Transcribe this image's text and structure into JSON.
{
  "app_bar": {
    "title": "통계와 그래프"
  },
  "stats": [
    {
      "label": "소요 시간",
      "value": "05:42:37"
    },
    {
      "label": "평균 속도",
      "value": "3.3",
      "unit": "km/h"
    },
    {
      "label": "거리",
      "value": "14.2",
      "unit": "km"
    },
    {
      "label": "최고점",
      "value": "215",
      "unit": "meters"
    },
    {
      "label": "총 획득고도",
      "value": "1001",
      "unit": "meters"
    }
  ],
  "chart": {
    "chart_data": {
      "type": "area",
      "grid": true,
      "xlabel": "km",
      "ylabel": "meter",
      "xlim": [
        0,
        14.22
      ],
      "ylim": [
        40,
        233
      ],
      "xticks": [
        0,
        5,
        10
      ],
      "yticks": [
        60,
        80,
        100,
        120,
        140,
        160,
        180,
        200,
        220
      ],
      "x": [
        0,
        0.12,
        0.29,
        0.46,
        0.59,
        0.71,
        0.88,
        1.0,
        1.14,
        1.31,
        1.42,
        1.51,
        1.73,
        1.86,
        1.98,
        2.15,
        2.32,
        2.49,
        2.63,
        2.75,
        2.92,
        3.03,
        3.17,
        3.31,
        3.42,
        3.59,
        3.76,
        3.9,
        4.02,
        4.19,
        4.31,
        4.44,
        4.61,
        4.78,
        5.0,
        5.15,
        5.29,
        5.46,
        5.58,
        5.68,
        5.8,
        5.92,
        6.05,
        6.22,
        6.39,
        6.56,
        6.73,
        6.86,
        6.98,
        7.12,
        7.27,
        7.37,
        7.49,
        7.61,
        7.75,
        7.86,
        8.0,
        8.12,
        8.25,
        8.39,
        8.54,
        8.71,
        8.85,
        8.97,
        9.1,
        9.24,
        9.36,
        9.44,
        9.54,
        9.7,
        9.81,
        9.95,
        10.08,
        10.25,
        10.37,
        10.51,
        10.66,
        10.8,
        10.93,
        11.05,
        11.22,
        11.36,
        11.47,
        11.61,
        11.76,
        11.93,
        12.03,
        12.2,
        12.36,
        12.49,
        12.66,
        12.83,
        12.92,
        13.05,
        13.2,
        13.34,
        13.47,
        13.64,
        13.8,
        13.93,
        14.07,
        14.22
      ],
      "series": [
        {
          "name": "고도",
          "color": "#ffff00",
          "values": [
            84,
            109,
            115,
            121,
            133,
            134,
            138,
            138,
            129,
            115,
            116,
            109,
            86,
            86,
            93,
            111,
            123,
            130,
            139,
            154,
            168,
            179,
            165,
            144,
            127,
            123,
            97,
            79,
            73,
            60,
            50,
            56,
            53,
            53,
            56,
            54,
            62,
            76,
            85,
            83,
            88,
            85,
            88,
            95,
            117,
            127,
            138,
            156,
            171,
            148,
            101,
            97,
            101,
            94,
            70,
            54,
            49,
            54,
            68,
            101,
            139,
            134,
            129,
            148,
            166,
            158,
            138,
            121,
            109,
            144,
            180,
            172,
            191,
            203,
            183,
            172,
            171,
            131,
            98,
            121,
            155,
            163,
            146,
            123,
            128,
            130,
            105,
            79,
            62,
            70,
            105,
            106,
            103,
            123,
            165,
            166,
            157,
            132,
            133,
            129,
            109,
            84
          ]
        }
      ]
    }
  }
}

════════════════════

What to work on :: Copy out all lines that carry the word "unit".

Output below ::
      "unit": "km/h"
      "unit": "km"
      "unit": "meters"
      "unit": "meters"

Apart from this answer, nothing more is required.